▶ WRITTEN INSTRUCTION: Each entry below is to be extracted exactly.

=== DATASET RECORDS ===

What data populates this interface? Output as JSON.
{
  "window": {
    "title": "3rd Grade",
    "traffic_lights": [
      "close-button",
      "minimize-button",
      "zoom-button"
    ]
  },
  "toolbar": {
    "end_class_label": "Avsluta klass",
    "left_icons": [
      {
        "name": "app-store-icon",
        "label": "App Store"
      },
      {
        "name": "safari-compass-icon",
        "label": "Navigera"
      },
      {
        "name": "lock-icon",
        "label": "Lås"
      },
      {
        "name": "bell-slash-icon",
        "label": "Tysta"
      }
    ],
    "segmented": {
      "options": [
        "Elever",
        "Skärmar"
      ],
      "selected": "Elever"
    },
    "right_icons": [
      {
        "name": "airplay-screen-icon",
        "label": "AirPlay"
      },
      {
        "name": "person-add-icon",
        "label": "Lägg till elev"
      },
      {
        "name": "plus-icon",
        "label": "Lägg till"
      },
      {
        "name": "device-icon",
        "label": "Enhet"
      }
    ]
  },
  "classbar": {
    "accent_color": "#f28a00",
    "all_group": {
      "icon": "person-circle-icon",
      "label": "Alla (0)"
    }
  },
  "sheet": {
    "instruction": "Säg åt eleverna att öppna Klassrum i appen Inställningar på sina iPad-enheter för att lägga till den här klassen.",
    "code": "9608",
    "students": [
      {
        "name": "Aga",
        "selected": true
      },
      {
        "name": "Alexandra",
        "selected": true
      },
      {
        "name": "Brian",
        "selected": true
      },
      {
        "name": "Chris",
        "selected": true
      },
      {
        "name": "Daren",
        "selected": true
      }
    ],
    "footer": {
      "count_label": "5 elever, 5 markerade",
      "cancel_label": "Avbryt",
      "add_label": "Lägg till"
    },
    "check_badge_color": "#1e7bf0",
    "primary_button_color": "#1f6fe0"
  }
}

===

▶ CORRECT RESULT:
What data populates this interface? Output as JSON.
{
  "window": {
    "title": "3rd Grade",
    "traffic_lights": [
      "close-button",
      "minimize-button",
      "zoom-button"
    ]
  },
  "toolbar": {
    "end_class_label": "Avsluta klass",
    "left_icons": [
      {
        "name": "app-store-icon",
        "label": "App Store"
      },
      {
        "name": "safari-compass-icon",
        "label": "Navigera"
      },
      {
        "name": "lock-icon",
        "label": "Lås"
      },
      {
        "name": "bell-slash-icon",
        "label": "Tysta"
      }
    ],
    "segmented": {
      "options": [
        "Elever",
        "Skärmar"
      ],
      "selected": "Elever"
    },
    "right_icons": [
      {
        "name": "airplay-screen-icon",
        "label": "AirPlay"
      },
      {
        "name": "person-add-icon",
        "label": "Lägg till elev"
      },
      {
        "name": "plus-icon",
        "label": "Lägg till"
      },
      {
        "name": "device-icon",
        "label": "Enhet"
      }
    ]
  },
  "classbar": {
    "accent_color": "#f28a00",
    "all_group": {
      "icon": "person-circle-icon",
      "label": "Alla (0)"
    }
  },
  "sheet": {
    "instruction": "Säg åt eleverna att öppna Klassrum i appen Inställningar på sina iPad-enheter för att lägga till den här klassen.",
    "code": "9608",
    "students": [
      {
        "name": "Aga",
        "selected": true
      },
      {
        "name": "Alexandra",
        "selected": true
      },
      {
        "name": "Brian",
        "selected": true
      },
      {
        "name": "Chris",
        "selected": true
      },
      {
        "name": "Daren",
        "selected": true
      }
    ],
    "footer": {
      "count_label": "5 elever, 5 markerade",
      "cancel_label": "Avbryt",
      "add_label": "Lägg till"
    },
    "check_badge_color": "#1e7bf0",
    "primary_button_color": "#1f6fe0"
  }
}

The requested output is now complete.